Stated problem A:
Quote the content extraction text word for word, from start to finish.
Stated problem B:
From the records, print the lines from the one with "carousel-pagination — [6, 443, 1730, 474]" up to and including the one with "career-card[interactable]: Epidemiologists —", keeping each line unchanged.

Content extraction

Content extraction is how BeyondWords turns source HTML into the article used to generate audio and video. It applies when ingesting content through Magic Embed, the RSS Feed Importer, the WordPress and Ghost plugins, the API, or URL imports.

Extracted text becomes the article within the content item. You can edit the article in the Editor, but changes there switch the item to manual_segment processing—see Processing type and filters below.

For precise control over title, author, publish date, and other metadata in your HTML, use data attributes alongside extraction settings and filters.

How it works

BeyondWords receives HTML—fetched from a live URL, imported from a feed, or sent directly via an integration.
Content filters (if configured) remove or retain whole HTML elements in the raw markup.
An extraction mode determines how editorial content is identified from the filtered HTML.
The result becomes the article used for segmentation and audio/video generation.

Filters run on HTML before segments are created. They operate on elements, not on individual words inside a paragraph.

Extraction modes

Configure the extraction mode in Settings → Extraction.

Information given:

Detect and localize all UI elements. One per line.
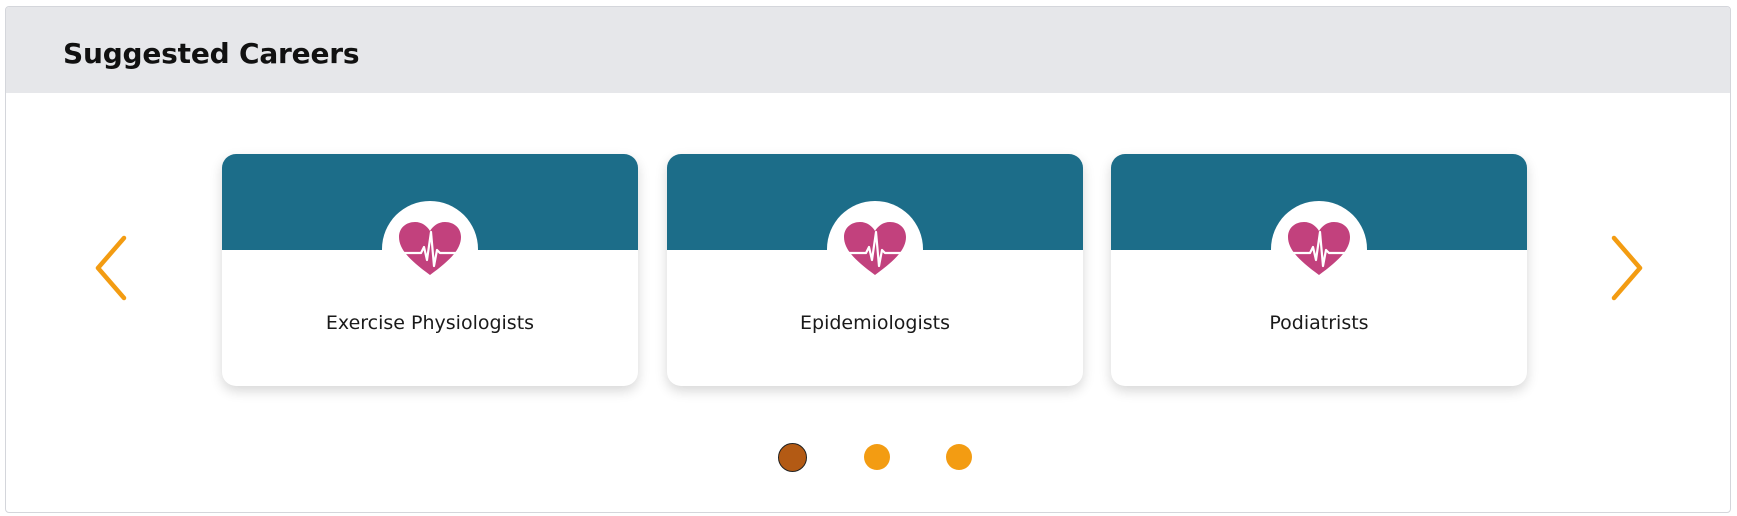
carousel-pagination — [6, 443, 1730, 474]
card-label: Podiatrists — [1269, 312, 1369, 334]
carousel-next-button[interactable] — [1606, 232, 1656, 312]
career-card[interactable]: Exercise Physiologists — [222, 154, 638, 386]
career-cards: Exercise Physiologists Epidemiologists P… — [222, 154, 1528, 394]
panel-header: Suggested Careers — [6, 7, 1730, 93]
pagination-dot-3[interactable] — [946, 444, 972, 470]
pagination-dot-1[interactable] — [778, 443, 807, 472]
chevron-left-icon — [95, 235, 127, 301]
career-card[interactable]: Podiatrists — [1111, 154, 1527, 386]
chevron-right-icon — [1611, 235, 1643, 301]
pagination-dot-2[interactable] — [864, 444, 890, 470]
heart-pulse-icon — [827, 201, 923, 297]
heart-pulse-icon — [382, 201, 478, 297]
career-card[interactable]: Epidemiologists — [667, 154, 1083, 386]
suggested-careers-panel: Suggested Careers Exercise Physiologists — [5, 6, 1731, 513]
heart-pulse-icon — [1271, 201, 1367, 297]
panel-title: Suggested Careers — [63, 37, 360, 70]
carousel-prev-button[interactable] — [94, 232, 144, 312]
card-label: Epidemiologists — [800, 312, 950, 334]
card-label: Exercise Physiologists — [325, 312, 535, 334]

Answer A:
Content extraction

Content extraction is how BeyondWords turns source HTML into the article used to generate audio and video. It applies when ingesting content through Magic Embed, the RSS Feed Importer, the WordPress and Ghost plugins, the API, or URL imports.

Extracted text becomes the article within the content item. You can edit the article in the Editor, but changes there switch the item to manual_segment processing—see Processing type and filters below.

For precise control over title, author, publish date, and other metadata in your HTML, use data attributes alongside extraction settings and filters.

How it works

BeyondWords receives HTML—fetched from a live URL, imported from a feed, or sent directly via an integration.
Content filters (if configured) remove or retain whole HTML elements in the raw markup.
An extraction mode determines how editorial content is identified from the filtered HTML.
The result becomes the article used for segmentation and audio/video generation.

Filters run on HTML before segments are created. They operate on elements, not on individual words inside a paragraph.

Extraction modes

Configure the extraction mode in Settings → Extraction.

Answer B:
carousel-pagination — [6, 443, 1730, 474]
card-label: Podiatrists — [1269, 312, 1369, 334]
carousel-next-button[interactable] — [1606, 232, 1656, 312]
career-card[interactable]: Exercise Physiologists — [222, 154, 638, 386]
career-cards: Exercise Physiologists Epidemiologists P… — [222, 154, 1528, 394]
panel-header: Suggested Careers — [6, 7, 1730, 93]
pagination-dot-3[interactable] — [946, 444, 972, 470]
pagination-dot-1[interactable] — [778, 443, 807, 472]
chevron-left-icon — [95, 235, 127, 301]
career-card[interactable]: Podiatrists — [1111, 154, 1527, 386]
chevron-right-icon — [1611, 235, 1643, 301]
pagination-dot-2[interactable] — [864, 444, 890, 470]
heart-pulse-icon — [827, 201, 923, 297]
heart-pulse-icon — [382, 201, 478, 297]
career-card[interactable]: Epidemiologists — [667, 154, 1083, 386]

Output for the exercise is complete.